-- PARTS OF THE EXERCISE --
a: Can you output, word for word, the part of the Sonoma winery text that opens with the words containing "Before I get" and closes with "which you don't."?
b: Can you rewrite the part of the records that opens with their first line and closes with the line containing "breadcrumb-separator: / <box>139", putting "caret-down-icon" in place of "chevron-down-icon" and leaving everything else unchanged? Return only those lines.

-- TEXT SECTION --
§ §
When we spoke to the tasting room dude, he told us that Lynmar and Fritz (a winery I love and will review soon) were separately owned by brothers. If you've been following the series on Napa/Sonoma, you won't be shocked by the Lynmar story -- it's rich-guy-loves-wine-buys-winery...same as virtually everyone else in California wine country. In Lynmar's case, the dude sold a logistics company to UPS and in 1990 founded Lynmar, making wine in other facilities until establishing a tasting room and winery on property in 2005.
Before I get into the wines, a tangent on Sonoma. Sonoma is much harder to get to know than Napa. For starters, it's much larger and the climate, soil types, and terrain vary drastically from area to area. The upside to this is that you get to taste so many different styles o
f wine and a lot of different grapes too. The downside -- it can take forever to really put your finger on which areas of Sonoma you like and which you don't.
Probably the most branded area of Sonoma is the Russian River Valley. This region, which started out as a settling spot for Russian Immigrants who lived on the coast (hence the name), was settled in the early 1800s. There was some small time grape growing in the 1840s, which gained speed through 1919 when the Federal Government decided to give Organized Crime a reason for being and enacted Prohibition. Most wineries went out of business and it wasn't until the 1960s, when a dude at University of California who was in charge of viticulture (Source: http://www.rrvw.org/our-history/) posited that Chardonnay and Pinot Noir may grow well in this former Russian playground.
§ §
-- EXTRACTED ENTRIES --
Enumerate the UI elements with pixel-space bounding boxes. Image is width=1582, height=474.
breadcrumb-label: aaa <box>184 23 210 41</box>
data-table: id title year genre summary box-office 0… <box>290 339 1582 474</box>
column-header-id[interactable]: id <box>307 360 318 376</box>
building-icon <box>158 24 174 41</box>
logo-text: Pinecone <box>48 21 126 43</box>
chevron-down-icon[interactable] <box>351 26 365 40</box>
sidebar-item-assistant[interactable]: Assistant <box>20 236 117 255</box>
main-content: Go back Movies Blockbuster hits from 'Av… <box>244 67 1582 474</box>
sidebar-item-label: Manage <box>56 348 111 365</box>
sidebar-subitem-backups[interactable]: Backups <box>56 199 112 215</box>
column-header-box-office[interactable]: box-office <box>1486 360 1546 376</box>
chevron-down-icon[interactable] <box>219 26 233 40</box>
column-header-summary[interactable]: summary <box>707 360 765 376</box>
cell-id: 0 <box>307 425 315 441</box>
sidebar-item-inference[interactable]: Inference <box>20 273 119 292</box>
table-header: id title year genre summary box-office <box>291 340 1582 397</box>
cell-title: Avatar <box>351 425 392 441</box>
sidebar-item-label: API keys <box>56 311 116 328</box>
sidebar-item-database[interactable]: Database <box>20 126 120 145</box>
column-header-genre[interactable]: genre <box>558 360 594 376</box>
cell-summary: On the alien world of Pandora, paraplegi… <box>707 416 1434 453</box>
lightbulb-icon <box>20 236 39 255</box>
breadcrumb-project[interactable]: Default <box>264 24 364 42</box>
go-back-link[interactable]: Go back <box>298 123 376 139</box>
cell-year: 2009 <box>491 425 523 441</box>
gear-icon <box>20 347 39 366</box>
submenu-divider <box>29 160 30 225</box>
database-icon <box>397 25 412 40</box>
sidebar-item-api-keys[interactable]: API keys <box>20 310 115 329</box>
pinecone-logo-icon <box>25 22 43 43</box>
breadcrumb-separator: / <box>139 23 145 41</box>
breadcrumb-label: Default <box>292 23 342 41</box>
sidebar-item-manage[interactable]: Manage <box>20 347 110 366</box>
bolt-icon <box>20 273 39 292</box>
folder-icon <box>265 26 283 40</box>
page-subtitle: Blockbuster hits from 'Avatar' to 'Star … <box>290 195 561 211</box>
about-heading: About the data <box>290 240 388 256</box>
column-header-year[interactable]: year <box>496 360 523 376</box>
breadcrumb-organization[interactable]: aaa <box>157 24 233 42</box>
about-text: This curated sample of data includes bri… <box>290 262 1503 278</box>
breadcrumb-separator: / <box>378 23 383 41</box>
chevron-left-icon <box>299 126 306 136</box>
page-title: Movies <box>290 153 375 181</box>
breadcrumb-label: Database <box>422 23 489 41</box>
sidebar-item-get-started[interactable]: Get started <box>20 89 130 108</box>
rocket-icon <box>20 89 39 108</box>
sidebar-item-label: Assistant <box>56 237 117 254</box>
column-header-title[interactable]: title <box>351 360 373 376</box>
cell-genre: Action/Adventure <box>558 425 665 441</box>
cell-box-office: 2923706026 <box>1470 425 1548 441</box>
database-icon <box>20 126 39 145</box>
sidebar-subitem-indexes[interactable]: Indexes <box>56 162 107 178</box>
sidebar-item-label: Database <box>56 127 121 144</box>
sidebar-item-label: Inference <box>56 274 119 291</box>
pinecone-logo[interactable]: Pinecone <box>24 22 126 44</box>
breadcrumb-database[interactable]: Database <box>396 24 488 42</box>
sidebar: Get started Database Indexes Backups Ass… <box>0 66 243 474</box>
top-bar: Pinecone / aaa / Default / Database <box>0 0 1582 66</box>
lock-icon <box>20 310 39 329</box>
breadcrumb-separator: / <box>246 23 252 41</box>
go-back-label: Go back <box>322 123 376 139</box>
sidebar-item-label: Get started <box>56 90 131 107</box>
§ §
-- ANSWERS FOR THIS EXERCISE --
a:
Before I get into the wines, a tangent on Sonoma. Sonoma is much harder to get to know than Napa. For starters, it's much larger and the climate, soil types, and terrain vary drastically from area to area. The upside to this is that you get to taste so many different styles o
f wine and a lot of different grapes too. The downside -- it can take forever to really put your finger on which areas of Sonoma you like and which you don't.

b:
Enumerate the UI elements with pixel-space bounding boxes. Image is width=1582, height=474.
breadcrumb-label: aaa <box>184 23 210 41</box>
data-table: id title year genre summary box-office 0… <box>290 339 1582 474</box>
column-header-id[interactable]: id <box>307 360 318 376</box>
building-icon <box>158 24 174 41</box>
logo-text: Pinecone <box>48 21 126 43</box>
caret-down-icon[interactable] <box>351 26 365 40</box>
sidebar-item-assistant[interactable]: Assistant <box>20 236 117 255</box>
main-content: Go back Movies Blockbuster hits from 'Av… <box>244 67 1582 474</box>
sidebar-item-label: Manage <box>56 348 111 365</box>
sidebar-subitem-backups[interactable]: Backups <box>56 199 112 215</box>
column-header-box-office[interactable]: box-office <box>1486 360 1546 376</box>
caret-down-icon[interactable] <box>219 26 233 40</box>
column-header-summary[interactable]: summary <box>707 360 765 376</box>
cell-id: 0 <box>307 425 315 441</box>
sidebar-item-inference[interactable]: Inference <box>20 273 119 292</box>
table-header: id title year genre summary box-office <box>291 340 1582 397</box>
cell-title: Avatar <box>351 425 392 441</box>
sidebar-item-label: API keys <box>56 311 116 328</box>
sidebar-item-database[interactable]: Database <box>20 126 120 145</box>
column-header-genre[interactable]: genre <box>558 360 594 376</box>
cell-summary: On the alien world of Pandora, paraplegi… <box>707 416 1434 453</box>
lightbulb-icon <box>20 236 39 255</box>
breadcrumb-project[interactable]: Default <box>264 24 364 42</box>
go-back-link[interactable]: Go back <box>298 123 376 139</box>
cell-year: 2009 <box>491 425 523 441</box>
gear-icon <box>20 347 39 366</box>
submenu-divider <box>29 160 30 225</box>
database-icon <box>397 25 412 40</box>
sidebar-item-api-keys[interactable]: API keys <box>20 310 115 329</box>
pinecone-logo-icon <box>25 22 43 43</box>
breadcrumb-separator: / <box>139 23 145 41</box>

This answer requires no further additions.